• Directions
Return all lines where the word "Írja" can be found.

• Stored data

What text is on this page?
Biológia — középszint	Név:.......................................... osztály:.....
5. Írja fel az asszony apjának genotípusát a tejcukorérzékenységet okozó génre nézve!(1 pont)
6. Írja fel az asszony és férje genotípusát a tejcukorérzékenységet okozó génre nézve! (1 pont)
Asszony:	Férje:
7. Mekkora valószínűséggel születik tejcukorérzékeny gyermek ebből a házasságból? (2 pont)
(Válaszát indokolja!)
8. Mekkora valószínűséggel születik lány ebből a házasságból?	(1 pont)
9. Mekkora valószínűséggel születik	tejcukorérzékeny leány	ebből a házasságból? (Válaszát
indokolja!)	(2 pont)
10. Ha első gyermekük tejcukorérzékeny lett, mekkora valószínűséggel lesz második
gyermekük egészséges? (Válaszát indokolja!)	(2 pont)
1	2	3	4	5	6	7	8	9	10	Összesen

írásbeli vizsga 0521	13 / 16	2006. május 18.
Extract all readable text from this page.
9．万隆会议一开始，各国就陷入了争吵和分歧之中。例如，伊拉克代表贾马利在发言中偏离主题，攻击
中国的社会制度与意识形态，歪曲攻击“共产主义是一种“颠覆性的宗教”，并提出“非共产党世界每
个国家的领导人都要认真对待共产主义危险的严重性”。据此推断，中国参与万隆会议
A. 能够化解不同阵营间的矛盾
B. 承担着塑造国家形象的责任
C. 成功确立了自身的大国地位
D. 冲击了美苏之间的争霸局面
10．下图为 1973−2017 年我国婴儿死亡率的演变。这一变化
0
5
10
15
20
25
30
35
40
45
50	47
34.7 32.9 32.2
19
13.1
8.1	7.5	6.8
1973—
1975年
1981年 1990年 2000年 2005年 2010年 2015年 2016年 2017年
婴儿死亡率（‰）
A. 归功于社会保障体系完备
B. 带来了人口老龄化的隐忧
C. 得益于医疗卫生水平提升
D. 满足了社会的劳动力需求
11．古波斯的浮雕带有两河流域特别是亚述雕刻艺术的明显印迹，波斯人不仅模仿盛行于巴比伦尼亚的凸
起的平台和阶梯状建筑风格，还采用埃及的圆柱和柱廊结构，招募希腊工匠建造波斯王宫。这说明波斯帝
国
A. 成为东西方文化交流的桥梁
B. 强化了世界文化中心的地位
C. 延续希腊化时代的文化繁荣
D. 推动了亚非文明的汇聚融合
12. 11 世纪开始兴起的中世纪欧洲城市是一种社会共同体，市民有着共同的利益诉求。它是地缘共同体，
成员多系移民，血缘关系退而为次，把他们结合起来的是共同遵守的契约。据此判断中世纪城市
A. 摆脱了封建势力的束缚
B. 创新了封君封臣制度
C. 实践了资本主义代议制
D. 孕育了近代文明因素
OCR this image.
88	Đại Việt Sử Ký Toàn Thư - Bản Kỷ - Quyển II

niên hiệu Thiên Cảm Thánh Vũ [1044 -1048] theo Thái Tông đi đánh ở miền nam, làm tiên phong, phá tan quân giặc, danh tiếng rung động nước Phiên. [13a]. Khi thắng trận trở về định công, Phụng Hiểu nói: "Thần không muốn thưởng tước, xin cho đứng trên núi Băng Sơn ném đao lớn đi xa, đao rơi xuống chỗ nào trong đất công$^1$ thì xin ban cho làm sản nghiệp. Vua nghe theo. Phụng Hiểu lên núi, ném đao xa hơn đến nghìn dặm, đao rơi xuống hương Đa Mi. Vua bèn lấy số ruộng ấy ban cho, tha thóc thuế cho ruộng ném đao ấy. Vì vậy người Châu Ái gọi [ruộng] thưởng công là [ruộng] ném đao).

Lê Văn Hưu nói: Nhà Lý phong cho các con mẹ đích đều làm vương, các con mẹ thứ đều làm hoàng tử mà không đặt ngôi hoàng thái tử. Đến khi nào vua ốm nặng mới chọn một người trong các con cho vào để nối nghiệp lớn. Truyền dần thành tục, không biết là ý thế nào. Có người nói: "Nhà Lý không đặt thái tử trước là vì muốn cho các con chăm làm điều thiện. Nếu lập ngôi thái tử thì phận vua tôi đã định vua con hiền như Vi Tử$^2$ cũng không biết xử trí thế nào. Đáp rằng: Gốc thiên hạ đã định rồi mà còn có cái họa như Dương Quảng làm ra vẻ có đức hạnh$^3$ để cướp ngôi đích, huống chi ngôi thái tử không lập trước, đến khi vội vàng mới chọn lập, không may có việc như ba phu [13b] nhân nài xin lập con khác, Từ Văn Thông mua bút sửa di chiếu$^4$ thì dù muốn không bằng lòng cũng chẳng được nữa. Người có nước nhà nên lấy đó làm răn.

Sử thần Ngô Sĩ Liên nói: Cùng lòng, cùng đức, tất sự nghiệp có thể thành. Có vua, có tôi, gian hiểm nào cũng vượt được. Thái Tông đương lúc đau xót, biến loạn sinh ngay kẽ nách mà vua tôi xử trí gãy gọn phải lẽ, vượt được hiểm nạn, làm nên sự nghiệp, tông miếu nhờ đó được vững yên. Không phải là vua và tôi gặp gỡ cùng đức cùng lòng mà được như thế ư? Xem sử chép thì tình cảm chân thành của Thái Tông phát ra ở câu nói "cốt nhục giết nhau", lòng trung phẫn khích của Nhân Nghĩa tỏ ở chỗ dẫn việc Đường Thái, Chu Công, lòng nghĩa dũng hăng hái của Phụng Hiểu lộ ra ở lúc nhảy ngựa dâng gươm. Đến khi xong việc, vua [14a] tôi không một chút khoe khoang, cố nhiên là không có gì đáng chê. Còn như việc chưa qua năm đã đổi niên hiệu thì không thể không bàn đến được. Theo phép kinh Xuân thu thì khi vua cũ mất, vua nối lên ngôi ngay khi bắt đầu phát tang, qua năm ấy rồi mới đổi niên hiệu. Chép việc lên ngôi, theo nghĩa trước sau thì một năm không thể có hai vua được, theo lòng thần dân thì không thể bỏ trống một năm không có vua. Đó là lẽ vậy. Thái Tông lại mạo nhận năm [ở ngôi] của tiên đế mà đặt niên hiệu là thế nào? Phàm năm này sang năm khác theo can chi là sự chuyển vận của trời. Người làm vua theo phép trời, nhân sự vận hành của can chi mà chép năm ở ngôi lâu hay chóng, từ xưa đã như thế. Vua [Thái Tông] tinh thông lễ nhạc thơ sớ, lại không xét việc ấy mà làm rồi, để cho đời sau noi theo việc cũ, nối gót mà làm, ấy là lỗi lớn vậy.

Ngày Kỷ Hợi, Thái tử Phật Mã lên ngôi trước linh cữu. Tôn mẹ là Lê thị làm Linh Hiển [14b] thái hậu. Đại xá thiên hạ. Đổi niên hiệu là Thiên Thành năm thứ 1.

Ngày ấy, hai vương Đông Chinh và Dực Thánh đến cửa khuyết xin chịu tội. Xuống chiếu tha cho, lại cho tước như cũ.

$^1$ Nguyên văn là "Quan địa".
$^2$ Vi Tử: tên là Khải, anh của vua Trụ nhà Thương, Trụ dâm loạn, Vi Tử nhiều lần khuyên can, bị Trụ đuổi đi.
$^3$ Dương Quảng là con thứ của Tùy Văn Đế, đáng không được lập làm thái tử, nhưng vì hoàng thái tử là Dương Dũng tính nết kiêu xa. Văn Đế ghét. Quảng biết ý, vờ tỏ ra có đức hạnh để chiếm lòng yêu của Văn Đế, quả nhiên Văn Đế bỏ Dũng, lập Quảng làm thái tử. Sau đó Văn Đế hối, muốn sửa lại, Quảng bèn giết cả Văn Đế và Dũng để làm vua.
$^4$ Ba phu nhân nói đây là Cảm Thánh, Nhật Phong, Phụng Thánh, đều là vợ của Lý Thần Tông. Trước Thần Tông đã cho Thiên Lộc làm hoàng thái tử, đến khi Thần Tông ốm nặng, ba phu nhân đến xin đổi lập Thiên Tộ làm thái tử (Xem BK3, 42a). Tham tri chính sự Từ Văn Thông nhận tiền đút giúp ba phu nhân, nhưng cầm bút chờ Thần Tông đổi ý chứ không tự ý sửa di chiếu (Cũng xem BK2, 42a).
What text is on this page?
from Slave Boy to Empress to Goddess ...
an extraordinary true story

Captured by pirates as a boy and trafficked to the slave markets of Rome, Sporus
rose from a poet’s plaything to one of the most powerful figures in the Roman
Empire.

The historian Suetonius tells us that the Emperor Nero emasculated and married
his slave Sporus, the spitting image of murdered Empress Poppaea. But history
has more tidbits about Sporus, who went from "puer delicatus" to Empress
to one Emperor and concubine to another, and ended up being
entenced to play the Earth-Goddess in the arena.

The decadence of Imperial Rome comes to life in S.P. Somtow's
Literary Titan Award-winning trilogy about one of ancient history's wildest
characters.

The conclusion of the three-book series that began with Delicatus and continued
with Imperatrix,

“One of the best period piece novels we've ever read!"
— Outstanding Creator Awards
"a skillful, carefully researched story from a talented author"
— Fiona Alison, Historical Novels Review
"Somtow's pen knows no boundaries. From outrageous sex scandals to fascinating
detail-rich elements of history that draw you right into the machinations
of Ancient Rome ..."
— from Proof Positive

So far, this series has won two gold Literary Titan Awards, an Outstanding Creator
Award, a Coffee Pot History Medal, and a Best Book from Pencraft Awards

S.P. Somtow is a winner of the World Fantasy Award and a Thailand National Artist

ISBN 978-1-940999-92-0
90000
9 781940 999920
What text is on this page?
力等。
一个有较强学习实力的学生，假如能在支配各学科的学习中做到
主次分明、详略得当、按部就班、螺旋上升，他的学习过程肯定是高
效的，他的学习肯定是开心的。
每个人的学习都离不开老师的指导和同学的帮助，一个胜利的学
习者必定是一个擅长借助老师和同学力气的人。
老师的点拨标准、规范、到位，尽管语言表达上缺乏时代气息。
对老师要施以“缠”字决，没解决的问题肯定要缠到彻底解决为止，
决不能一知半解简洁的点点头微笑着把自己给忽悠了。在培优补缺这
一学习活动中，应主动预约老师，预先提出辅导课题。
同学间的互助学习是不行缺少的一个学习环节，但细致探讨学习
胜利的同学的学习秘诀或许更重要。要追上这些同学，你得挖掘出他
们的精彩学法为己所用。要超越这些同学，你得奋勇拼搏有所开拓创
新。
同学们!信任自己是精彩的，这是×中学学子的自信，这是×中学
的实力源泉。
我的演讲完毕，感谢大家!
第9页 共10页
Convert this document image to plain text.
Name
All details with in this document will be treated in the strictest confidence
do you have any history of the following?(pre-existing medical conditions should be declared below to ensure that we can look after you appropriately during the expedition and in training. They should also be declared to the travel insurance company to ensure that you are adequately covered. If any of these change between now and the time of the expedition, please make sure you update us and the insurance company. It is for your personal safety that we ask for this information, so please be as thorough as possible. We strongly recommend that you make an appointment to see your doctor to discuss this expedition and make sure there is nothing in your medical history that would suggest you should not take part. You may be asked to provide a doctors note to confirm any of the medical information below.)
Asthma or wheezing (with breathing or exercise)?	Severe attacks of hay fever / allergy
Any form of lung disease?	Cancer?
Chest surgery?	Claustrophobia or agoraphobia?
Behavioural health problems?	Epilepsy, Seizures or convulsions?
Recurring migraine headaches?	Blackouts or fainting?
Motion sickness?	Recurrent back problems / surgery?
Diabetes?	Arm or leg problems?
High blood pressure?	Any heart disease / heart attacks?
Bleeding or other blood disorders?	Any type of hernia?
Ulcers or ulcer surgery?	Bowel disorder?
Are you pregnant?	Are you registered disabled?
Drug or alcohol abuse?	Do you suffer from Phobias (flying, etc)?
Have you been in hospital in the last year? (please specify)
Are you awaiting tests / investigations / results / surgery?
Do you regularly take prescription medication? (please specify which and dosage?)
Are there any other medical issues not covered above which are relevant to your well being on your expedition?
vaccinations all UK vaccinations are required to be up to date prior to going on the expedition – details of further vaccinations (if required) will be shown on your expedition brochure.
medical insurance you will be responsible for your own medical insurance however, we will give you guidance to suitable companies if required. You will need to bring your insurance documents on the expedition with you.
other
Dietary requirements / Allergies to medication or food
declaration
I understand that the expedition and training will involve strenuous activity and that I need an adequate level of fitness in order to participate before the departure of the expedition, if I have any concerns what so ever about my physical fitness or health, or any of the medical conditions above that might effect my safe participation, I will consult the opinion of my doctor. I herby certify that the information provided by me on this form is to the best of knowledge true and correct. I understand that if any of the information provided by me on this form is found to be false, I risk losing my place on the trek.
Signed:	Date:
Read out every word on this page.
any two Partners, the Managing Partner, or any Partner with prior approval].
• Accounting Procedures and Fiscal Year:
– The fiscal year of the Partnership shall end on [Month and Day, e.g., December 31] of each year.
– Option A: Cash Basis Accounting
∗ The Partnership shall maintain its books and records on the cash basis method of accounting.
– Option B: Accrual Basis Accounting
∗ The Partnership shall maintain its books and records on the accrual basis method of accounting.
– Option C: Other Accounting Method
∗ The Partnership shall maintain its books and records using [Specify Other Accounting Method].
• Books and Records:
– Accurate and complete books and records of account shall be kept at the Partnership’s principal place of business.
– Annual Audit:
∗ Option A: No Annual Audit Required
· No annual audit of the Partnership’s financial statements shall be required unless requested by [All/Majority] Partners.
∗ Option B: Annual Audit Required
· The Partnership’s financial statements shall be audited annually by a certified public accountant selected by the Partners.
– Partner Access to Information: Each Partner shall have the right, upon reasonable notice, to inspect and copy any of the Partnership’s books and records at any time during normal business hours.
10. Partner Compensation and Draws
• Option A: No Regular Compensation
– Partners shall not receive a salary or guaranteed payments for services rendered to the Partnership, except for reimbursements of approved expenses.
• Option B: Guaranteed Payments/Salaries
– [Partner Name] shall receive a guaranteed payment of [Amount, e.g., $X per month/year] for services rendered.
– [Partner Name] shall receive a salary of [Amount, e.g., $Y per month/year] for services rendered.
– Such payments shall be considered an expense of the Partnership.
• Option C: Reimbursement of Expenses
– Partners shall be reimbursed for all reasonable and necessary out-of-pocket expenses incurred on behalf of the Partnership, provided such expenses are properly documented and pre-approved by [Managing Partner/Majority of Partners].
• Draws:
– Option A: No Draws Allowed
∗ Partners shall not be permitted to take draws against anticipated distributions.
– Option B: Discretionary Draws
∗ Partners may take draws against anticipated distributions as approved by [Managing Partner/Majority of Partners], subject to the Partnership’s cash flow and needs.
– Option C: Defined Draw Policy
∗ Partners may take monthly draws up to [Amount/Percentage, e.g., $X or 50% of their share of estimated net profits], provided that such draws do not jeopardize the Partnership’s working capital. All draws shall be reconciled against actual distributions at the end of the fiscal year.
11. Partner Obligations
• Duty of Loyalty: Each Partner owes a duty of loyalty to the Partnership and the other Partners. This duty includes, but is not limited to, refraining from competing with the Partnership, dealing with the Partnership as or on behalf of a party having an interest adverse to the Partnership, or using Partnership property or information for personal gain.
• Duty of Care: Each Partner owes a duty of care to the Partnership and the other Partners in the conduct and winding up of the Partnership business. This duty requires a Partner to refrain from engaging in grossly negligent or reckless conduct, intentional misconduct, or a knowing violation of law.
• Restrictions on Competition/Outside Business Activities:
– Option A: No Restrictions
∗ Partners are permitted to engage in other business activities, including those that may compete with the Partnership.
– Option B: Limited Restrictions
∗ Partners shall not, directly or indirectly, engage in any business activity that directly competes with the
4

• Task output
5. Írja fel az asszony apjának genotípusát a tejcukorérzékenységet okozó génre nézve!(1 pont)
6. Írja fel az asszony és férje genotípusát a tejcukorérzékenységet okozó génre nézve! (1 pont)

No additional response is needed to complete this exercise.